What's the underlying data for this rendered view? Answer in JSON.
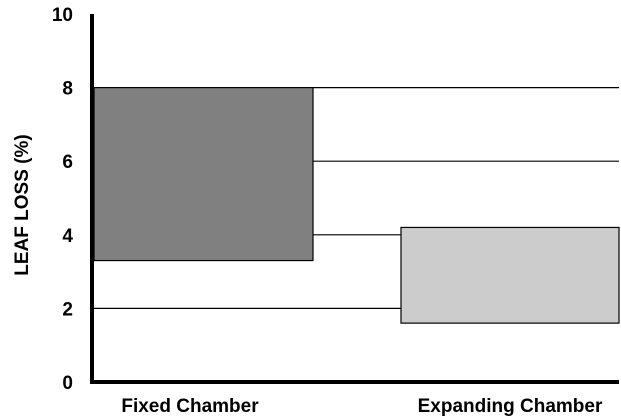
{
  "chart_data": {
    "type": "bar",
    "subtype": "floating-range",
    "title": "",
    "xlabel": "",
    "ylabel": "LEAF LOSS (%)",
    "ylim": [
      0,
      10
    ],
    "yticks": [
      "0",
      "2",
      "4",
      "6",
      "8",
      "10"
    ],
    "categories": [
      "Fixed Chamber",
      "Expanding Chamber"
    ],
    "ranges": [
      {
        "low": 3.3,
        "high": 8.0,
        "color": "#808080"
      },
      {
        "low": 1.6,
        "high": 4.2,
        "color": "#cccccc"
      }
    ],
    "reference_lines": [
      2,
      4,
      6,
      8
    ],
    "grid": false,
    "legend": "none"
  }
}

++++++

#### [Exercise aim]
Copy each line exactly, and leave the pictures out of your copy.

#### [Result of this task]
What's the underlying data for this rendered view? Answer in JSON.
{
  "chart_data": {
    "type": "bar",
    "subtype": "floating-range",
    "title": "",
    "xlabel": "",
    "ylabel": "LEAF LOSS (%)",
    "ylim": [
      0,
      10
    ],
    "yticks": [
      "0",
      "2",
      "4",
      "6",
      "8",
      "10"
    ],
    "categories": [
      "Fixed Chamber",
      "Expanding Chamber"
    ],
    "ranges": [
      {
        "low": 3.3,
        "high": 8.0,
        "color": "#808080"
      },
      {
        "low": 1.6,
        "high": 4.2,
        "color": "#cccccc"
      }
    ],
    "reference_lines": [
      2,
      4,
      6,
      8
    ],
    "grid": false,
    "legend": "none"
  }
}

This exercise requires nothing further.